→ **What is needed**
Reproduce the data exactly and drop any pictures it holds.

--- Given records ---

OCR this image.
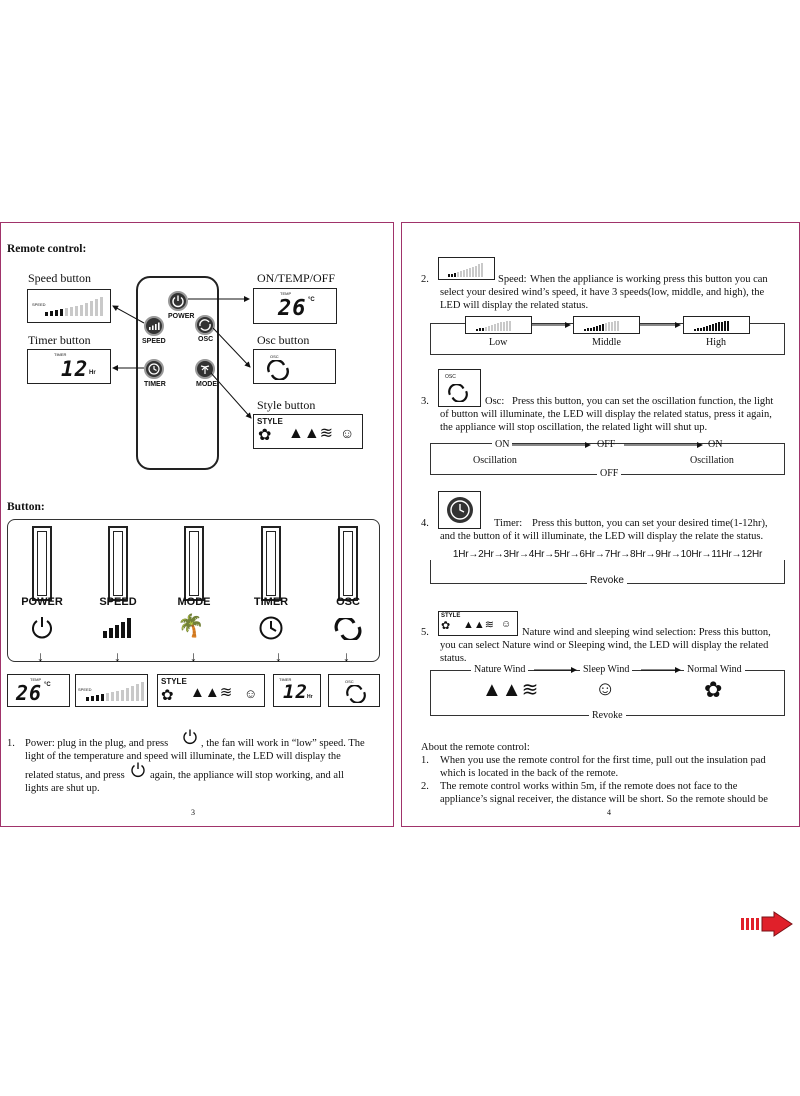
Remote control:
Speed button
SPEED
Timer button
TIMER
12 Hr
POWER
SPEED	OSC
TIMER	MODE
ON/TEMP/OFF
TEMP
26 °C
Osc button
OSC
Style button
STYLE
✿ ▲▲≋ ☺
Button:
POWER	SPEED	MODE	TIMER	OSC
🌴
↓	↓	↓	↓	↓
TEMP
26 °C
SPEED
STYLE
✿ ▲▲≋ ☺
TIMER
12 Hr
OSC
1. Power: plug in the plug, and press	, the fan will work in “low” speed. The
light of the temperature and speed will illuminate, the LED will display the
related status, and press again, the appliance will stop working, and all
lights are shut up.
3
2.	Speed: When the appliance is working press this button you can
select your desired wind’s speed, it have 3 speeds(low, middle, and high), the
LED will display the related status.
Low	Middle	High
3.
OSC
Osc: Press this button, you can set the oscillation function, the light
of button will illuminate, the LED will display the related status, press it again,
the appliance will stop oscillation, the related light will shut up.
ON
Oscillation
OFF	ON
Oscillation
OFF
4.	Timer: Press this button, you can set your desired time(1-12hr),
and the button of it will illuminate, the LED will display the relate the status.
1Hr→2Hr→3Hr→4Hr→5Hr→6Hr→7Hr→8Hr→9Hr→10Hr→11Hr→12Hr
Revoke
5.
STYLE
✿ ▲▲≋ ☺
Nature wind and sleeping wind selection: Press this button,
you can select Nature wind or Sleeping wind, the LED will display the related
status.
Nature Wind	Sleep Wind	Normal Wind
▲▲≋	☺	✿
Revoke
About the remote control:
1. When you use the remote control for the first time, pull out the insulation pad
which is located in the back of the remote.
2. The remote control works within 5m, if the remote does not face to the
appliance’s signal receiver, the distance will be short. So the remote should be
4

---

→ **Response below**
OCR this image.
Remote control:
Speed button
SPEED
Timer button
TIMER
12 Hr
POWER
SPEED	OSC
TIMER	MODE
ON/TEMP/OFF
TEMP
26 °C
Osc button
OSC
Style button
STYLE
✿ ▲▲≋ ☺
Button:
POWER	SPEED	MODE	TIMER	OSC
🌴
↓	↓	↓	↓	↓
TEMP
26 °C
SPEED
STYLE
✿ ▲▲≋ ☺
TIMER
12 Hr
OSC
1. Power: plug in the plug, and press	, the fan will work in “low” speed. The
light of the temperature and speed will illuminate, the LED will display the
related status, and press again, the appliance will stop working, and all
lights are shut up.
3
2.	Speed: When the appliance is working press this button you can
select your desired wind’s speed, it have 3 speeds(low, middle, and high), the
LED will display the related status.
Low	Middle	High
3.
OSC
Osc: Press this button, you can set the oscillation function, the light
of button will illuminate, the LED will display the related status, press it again,
the appliance will stop oscillation, the related light will shut up.
ON
Oscillation
OFF	ON
Oscillation
OFF
4.	Timer: Press this button, you can set your desired time(1-12hr),
and the button of it will illuminate, the LED will display the relate the status.
1Hr→2Hr→3Hr→4Hr→5Hr→6Hr→7Hr→8Hr→9Hr→10Hr→11Hr→12Hr
Revoke
5.
STYLE
✿ ▲▲≋ ☺
Nature wind and sleeping wind selection: Press this button,
you can select Nature wind or Sleeping wind, the LED will display the related
status.
Nature Wind	Sleep Wind	Normal Wind
▲▲≋	☺	✿
Revoke
About the remote control:
1. When you use the remote control for the first time, pull out the insulation pad
which is located in the back of the remote.
2. The remote control works within 5m, if the remote does not face to the
appliance’s signal receiver, the distance will be short. So the remote should be
4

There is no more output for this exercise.